(Dataset entries on figures)
______
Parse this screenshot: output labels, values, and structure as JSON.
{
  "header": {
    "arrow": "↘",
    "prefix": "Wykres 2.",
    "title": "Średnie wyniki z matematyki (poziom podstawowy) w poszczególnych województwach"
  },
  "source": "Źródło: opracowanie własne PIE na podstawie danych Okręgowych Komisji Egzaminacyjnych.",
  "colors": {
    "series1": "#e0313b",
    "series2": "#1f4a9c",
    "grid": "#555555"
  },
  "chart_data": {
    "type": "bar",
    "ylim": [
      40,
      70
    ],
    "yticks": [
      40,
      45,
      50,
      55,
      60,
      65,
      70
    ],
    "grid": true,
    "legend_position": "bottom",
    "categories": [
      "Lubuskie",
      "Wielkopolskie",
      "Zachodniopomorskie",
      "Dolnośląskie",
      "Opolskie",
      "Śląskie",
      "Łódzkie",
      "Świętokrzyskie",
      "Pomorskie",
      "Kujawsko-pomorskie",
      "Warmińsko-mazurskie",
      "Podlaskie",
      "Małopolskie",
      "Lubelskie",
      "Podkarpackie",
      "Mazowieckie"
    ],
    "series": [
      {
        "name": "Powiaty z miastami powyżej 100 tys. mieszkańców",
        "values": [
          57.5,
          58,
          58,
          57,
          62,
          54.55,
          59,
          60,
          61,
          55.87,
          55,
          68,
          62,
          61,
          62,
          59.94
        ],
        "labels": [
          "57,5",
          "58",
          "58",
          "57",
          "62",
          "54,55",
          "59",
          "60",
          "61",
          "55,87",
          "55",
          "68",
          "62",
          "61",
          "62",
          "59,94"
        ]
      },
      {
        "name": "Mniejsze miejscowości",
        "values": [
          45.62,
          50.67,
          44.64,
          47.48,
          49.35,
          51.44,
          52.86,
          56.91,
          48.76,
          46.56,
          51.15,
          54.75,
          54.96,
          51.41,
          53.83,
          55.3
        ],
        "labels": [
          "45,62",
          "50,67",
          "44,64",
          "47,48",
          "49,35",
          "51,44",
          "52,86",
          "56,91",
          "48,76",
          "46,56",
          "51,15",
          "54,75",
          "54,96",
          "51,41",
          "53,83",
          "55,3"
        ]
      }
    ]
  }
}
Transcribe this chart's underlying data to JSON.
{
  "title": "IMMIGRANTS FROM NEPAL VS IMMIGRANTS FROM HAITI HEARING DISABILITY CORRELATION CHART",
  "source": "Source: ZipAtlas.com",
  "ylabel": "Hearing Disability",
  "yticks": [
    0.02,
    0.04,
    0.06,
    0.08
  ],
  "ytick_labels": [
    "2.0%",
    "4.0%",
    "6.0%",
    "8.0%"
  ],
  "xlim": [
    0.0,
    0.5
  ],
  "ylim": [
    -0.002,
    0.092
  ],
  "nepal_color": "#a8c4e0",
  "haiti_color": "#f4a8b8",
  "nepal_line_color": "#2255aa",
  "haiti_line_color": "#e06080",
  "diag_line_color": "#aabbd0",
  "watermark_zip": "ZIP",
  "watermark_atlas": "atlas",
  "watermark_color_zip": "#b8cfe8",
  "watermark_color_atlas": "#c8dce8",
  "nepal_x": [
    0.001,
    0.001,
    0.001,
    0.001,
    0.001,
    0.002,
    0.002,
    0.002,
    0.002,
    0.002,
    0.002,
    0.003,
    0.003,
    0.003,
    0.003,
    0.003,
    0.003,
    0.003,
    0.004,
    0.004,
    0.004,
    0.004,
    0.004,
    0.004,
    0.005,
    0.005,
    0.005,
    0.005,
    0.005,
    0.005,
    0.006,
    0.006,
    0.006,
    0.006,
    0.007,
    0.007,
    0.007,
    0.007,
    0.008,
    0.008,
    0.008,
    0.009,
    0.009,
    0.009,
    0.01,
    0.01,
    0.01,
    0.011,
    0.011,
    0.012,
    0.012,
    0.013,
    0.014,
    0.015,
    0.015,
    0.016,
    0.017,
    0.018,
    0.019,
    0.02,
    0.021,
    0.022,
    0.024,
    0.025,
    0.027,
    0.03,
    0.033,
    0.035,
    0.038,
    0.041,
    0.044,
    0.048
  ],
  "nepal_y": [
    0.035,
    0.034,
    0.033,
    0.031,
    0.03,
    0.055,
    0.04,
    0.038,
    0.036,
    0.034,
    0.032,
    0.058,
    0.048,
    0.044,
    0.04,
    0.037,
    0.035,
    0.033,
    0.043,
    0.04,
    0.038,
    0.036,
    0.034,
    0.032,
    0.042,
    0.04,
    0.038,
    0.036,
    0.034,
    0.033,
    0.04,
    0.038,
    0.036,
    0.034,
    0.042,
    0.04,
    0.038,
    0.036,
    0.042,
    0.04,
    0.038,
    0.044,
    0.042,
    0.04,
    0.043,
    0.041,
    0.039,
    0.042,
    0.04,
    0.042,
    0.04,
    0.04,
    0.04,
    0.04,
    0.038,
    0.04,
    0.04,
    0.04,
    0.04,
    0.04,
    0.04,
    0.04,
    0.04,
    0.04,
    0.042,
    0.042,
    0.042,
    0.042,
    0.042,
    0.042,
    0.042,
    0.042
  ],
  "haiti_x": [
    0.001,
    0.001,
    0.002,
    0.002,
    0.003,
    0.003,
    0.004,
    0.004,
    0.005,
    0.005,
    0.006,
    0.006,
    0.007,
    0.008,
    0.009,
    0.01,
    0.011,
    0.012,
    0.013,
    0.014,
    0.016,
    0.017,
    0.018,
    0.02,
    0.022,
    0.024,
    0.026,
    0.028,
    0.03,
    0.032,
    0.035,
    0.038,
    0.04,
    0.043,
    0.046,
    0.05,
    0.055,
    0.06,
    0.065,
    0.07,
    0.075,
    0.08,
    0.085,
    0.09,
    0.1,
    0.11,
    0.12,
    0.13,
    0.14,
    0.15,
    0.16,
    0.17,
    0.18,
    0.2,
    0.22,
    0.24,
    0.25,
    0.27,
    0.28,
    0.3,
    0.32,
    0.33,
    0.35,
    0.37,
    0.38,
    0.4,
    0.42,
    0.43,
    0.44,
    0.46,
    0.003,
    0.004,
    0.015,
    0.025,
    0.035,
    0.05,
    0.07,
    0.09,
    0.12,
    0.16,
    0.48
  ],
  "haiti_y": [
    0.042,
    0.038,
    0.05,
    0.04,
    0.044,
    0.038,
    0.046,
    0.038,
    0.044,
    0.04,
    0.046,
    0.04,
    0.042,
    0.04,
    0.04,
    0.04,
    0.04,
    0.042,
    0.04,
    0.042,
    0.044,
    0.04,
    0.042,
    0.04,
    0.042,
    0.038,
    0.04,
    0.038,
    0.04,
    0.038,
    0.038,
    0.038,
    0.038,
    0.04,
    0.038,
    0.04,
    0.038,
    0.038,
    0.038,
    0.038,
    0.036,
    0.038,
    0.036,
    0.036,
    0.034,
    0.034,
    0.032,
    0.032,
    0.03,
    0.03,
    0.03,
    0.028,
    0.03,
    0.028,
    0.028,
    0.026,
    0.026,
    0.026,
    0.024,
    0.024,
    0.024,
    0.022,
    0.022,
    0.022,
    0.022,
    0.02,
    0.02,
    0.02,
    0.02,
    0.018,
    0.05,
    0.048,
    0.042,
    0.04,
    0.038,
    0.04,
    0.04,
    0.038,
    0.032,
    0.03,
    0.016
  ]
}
______
■ The request ■
Of the lines above, how many contain the string "JSON"? Only the number is required.

■ Completed exercise ■
2